- **Exercise aim**
Gather, from the listing beneath this task, every line holding the string "Read".

- **Exercise data**
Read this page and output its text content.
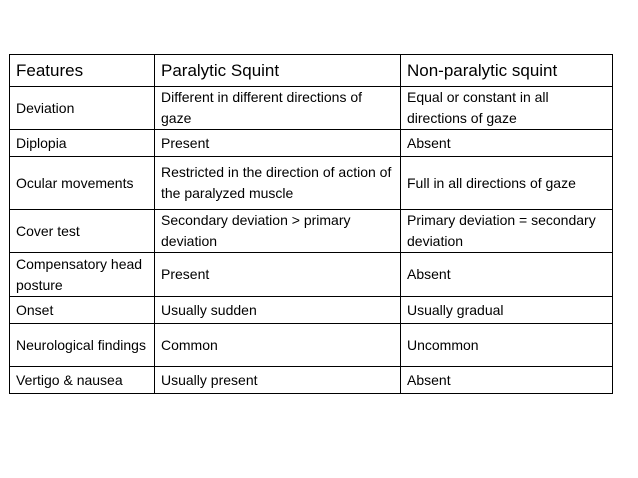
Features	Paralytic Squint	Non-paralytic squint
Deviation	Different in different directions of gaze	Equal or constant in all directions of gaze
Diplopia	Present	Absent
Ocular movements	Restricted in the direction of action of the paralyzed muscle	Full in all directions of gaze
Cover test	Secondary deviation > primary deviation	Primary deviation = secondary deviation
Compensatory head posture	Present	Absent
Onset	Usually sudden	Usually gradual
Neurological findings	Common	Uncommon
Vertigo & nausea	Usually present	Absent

* * *

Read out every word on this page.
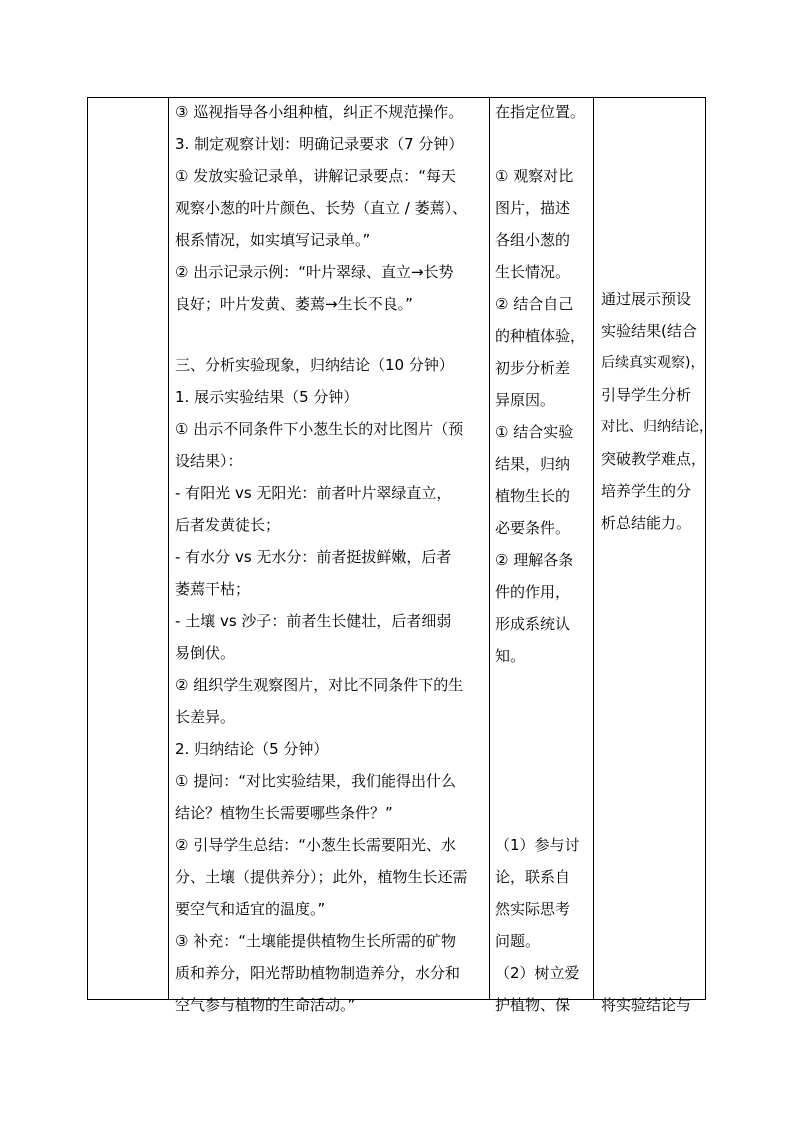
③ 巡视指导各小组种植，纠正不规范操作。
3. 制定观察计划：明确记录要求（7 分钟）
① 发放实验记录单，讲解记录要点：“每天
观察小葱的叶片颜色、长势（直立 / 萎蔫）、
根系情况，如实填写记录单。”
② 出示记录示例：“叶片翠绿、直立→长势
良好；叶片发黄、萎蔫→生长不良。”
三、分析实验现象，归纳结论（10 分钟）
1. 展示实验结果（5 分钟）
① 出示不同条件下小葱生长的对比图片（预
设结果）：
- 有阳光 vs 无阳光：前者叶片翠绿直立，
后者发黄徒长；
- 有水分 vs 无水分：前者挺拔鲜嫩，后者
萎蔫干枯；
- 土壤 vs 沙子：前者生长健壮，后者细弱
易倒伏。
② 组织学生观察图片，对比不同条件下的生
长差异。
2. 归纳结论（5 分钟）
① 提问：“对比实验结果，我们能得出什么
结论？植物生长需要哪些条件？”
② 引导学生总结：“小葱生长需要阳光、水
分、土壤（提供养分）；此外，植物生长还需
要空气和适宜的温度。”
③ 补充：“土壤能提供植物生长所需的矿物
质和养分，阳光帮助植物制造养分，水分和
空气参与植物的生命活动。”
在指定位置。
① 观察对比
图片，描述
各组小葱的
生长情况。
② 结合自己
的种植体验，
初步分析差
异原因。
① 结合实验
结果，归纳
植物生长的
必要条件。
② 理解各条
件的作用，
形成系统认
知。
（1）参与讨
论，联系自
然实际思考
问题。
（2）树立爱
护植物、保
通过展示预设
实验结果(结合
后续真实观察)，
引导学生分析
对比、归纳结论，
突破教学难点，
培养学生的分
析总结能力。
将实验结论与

- **Task answer**
Read this page and output its text content.
Read out every word on this page.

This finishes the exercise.